— begin —
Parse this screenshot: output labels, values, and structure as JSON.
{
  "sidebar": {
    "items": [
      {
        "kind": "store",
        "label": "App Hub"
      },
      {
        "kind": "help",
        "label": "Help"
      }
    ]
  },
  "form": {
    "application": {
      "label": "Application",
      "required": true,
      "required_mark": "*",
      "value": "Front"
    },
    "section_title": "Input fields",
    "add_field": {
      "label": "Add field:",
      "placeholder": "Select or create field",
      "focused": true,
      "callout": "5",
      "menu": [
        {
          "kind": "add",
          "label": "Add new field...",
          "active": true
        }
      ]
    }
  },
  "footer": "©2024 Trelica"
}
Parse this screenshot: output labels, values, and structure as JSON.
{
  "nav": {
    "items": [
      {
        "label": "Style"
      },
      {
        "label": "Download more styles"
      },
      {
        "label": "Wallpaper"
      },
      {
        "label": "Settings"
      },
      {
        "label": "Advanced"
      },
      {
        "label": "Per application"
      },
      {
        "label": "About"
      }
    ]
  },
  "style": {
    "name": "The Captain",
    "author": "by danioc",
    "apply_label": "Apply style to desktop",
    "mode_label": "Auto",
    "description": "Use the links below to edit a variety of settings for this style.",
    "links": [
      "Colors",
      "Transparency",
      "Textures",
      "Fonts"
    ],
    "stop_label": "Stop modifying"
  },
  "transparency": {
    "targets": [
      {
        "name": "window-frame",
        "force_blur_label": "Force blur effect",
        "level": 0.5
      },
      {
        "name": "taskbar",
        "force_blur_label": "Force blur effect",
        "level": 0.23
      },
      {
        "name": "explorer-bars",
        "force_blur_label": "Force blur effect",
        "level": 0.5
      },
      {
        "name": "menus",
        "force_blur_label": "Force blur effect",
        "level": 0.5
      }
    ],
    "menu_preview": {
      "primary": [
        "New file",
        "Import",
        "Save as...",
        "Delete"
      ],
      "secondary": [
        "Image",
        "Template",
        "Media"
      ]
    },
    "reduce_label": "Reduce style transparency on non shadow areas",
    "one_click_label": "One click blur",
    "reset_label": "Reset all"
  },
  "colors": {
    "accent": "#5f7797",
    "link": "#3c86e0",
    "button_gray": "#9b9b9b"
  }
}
— end —
- Requirements
Answer with one number: how many lines in the listing hold "name".

- Answer in full
5